## start Records for processing

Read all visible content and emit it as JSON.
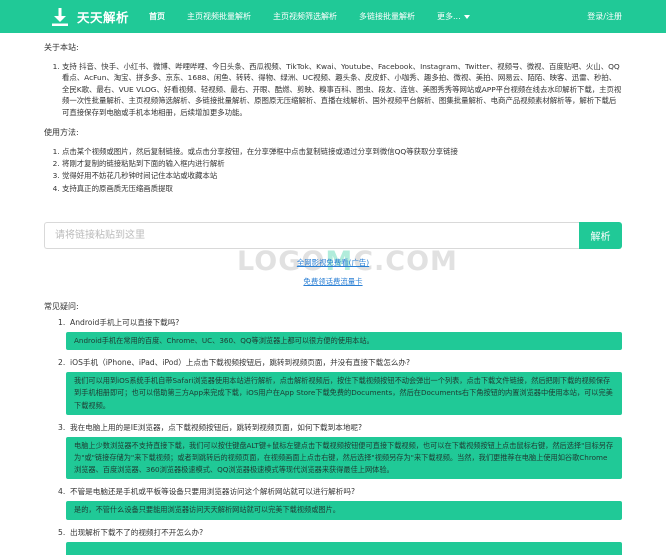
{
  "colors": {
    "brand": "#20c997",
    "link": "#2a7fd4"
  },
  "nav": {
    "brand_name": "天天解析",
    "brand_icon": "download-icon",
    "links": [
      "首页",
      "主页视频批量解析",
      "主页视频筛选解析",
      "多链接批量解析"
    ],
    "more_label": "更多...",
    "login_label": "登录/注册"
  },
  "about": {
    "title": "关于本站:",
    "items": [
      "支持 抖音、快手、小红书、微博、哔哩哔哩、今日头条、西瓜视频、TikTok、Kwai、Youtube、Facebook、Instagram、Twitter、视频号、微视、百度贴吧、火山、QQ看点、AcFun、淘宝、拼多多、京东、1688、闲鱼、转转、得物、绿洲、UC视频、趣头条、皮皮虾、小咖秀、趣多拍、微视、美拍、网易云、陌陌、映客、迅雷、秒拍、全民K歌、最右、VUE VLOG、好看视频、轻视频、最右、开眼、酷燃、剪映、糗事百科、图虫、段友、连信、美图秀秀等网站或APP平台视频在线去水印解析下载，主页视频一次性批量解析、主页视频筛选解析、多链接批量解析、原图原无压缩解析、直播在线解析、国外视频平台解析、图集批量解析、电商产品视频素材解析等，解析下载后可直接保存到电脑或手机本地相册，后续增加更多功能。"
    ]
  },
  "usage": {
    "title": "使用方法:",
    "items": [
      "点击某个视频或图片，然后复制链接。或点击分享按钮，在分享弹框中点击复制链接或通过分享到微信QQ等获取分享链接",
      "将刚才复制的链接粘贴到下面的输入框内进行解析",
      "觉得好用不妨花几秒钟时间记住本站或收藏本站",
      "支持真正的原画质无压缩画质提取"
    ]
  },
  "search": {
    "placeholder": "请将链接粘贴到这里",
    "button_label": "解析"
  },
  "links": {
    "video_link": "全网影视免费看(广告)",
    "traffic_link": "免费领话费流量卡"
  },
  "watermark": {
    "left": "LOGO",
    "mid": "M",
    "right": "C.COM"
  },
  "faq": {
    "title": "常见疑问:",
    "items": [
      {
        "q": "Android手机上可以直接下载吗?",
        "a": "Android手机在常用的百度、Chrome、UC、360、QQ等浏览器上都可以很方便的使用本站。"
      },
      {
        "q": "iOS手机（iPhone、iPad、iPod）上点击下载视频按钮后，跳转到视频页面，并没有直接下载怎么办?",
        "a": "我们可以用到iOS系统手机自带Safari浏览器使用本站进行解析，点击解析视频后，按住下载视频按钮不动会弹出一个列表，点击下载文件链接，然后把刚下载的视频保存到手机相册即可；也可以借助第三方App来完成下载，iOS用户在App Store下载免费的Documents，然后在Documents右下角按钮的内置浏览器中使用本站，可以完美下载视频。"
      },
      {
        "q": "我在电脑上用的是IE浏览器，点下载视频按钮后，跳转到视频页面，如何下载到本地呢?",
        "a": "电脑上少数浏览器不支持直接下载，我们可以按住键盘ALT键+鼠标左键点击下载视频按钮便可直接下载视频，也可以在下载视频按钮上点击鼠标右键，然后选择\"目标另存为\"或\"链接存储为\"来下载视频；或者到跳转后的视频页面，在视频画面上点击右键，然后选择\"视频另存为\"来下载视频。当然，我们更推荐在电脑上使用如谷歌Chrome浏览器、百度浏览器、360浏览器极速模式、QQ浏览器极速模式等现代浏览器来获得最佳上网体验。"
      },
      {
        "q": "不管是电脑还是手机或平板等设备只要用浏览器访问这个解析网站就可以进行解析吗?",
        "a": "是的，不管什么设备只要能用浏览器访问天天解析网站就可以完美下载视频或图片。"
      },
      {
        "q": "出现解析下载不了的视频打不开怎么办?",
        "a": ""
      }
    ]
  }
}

## end Records for processing

#### Written task
Collect, from the material above, every line containing the word "跳转到视频页面".

#### Result below
        "q": "iOS手机（iPhone、iPad、iPod）上点击下载视频按钮后，跳转到视频页面，并没有直接下载怎么办?",
        "q": "我在电脑上用的是IE浏览器，点下载视频按钮后，跳转到视频页面，如何下载到本地呢?",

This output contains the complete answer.